Directions |
Find and copy lines holding "Flight".

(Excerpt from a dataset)

>> START

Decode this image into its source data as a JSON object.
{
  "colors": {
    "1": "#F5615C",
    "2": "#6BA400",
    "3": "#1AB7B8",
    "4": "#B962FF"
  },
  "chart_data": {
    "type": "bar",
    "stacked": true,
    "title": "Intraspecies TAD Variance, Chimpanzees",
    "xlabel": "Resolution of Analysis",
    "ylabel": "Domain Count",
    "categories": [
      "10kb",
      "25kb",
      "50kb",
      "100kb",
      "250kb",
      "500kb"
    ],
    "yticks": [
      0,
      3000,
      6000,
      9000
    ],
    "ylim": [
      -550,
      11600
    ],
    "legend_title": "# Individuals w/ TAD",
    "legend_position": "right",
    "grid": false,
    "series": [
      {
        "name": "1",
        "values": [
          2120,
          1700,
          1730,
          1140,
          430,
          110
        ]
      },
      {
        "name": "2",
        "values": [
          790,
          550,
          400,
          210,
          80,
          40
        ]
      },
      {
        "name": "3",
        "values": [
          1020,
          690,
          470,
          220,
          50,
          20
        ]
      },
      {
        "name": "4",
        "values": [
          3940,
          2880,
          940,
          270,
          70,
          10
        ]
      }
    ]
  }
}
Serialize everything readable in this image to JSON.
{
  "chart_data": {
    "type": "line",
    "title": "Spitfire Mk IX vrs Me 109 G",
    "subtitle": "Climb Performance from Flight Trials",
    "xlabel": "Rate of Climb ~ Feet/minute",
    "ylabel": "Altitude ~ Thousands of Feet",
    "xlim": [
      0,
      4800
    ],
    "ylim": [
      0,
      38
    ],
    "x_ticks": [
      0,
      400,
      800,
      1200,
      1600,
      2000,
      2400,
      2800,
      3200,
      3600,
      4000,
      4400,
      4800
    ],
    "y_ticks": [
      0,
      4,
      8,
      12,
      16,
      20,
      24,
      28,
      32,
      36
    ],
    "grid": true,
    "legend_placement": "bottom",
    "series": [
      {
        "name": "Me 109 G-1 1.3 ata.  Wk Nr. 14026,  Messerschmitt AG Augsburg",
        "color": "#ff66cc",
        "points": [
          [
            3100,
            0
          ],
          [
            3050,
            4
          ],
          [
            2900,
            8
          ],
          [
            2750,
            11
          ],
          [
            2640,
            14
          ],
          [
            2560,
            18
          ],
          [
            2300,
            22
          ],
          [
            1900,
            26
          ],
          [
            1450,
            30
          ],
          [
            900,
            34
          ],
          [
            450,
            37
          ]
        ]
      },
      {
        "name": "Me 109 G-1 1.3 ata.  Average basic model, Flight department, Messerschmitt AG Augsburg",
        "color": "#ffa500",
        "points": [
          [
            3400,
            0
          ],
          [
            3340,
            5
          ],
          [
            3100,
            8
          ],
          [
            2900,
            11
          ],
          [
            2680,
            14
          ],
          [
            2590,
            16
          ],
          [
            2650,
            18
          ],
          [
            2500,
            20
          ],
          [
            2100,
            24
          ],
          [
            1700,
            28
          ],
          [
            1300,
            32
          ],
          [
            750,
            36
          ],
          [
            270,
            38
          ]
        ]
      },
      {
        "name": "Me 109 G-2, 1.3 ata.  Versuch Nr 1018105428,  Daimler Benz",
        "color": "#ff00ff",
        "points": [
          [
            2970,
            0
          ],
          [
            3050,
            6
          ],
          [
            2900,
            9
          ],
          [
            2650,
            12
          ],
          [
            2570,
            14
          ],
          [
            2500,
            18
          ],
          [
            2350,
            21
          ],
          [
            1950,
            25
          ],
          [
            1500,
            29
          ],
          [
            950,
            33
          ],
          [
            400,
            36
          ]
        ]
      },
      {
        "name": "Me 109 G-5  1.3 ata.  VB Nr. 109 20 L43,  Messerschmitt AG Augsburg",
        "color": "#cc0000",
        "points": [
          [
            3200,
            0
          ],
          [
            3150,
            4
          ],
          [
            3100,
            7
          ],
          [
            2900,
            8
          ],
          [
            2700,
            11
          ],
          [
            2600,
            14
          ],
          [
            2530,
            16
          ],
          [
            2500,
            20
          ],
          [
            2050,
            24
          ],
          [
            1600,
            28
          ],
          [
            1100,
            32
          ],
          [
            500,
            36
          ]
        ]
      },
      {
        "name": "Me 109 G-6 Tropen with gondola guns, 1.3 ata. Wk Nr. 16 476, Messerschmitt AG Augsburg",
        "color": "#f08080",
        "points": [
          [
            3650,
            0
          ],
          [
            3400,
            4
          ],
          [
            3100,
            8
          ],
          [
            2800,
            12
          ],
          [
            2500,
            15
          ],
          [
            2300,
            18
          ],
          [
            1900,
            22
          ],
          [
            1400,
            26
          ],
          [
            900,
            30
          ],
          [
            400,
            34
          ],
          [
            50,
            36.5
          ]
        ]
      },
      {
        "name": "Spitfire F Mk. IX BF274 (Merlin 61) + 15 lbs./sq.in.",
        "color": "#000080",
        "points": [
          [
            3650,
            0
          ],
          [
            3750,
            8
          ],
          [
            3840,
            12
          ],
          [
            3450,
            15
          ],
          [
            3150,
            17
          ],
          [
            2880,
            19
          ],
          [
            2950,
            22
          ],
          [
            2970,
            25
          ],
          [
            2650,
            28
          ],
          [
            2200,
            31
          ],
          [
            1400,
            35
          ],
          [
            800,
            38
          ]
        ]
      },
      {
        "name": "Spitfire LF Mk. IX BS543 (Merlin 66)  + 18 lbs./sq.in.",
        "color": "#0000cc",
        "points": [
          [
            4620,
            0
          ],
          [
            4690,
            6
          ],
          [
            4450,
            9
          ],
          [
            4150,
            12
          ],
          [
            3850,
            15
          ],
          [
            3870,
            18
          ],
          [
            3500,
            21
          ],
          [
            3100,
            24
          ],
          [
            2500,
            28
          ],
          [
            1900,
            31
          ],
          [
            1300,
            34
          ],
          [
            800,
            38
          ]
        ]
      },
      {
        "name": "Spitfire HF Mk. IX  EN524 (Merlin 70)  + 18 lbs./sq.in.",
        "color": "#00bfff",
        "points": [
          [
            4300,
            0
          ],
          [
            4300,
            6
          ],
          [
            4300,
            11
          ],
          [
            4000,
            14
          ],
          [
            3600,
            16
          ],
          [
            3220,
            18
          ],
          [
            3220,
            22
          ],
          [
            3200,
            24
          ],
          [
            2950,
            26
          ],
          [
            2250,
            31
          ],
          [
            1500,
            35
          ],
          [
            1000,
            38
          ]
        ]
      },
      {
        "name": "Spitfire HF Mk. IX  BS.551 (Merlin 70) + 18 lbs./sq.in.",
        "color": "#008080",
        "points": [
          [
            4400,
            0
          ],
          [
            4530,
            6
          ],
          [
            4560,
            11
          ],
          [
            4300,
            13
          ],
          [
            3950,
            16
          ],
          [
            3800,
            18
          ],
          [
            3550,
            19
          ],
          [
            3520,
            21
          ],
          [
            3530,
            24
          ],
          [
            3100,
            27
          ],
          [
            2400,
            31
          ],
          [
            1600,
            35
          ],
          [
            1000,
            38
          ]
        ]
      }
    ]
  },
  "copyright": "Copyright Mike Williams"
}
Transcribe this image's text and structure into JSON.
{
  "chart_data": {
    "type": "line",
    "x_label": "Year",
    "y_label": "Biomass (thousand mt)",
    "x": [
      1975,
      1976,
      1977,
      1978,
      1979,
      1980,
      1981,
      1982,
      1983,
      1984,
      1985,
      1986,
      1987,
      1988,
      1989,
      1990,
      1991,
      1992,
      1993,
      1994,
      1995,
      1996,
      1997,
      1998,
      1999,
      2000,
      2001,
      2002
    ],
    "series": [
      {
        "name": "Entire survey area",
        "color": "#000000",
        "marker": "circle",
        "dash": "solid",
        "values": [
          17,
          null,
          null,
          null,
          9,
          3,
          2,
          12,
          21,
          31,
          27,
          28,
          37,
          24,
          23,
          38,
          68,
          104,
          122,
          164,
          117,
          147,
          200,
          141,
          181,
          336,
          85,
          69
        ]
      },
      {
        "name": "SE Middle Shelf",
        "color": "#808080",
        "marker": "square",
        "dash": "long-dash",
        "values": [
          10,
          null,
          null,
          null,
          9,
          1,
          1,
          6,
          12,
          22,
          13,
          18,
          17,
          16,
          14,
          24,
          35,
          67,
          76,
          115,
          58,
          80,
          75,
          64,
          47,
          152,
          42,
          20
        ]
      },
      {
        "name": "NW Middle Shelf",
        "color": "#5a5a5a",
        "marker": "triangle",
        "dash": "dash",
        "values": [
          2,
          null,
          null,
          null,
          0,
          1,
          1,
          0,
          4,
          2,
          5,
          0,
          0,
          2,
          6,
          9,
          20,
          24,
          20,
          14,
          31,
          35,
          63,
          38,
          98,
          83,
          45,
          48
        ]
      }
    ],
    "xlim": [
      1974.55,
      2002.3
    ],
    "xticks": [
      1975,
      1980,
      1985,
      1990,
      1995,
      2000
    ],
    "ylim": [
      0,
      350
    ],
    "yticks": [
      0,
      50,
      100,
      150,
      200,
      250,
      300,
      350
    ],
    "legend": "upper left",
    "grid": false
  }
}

>> END

Answer below |
    "subtitle": "Climb Performance from Flight Trials",
        "name": "Me 109 G-1 1.3 ata.  Average basic model, Flight department, Messerschmitt AG Augsburg",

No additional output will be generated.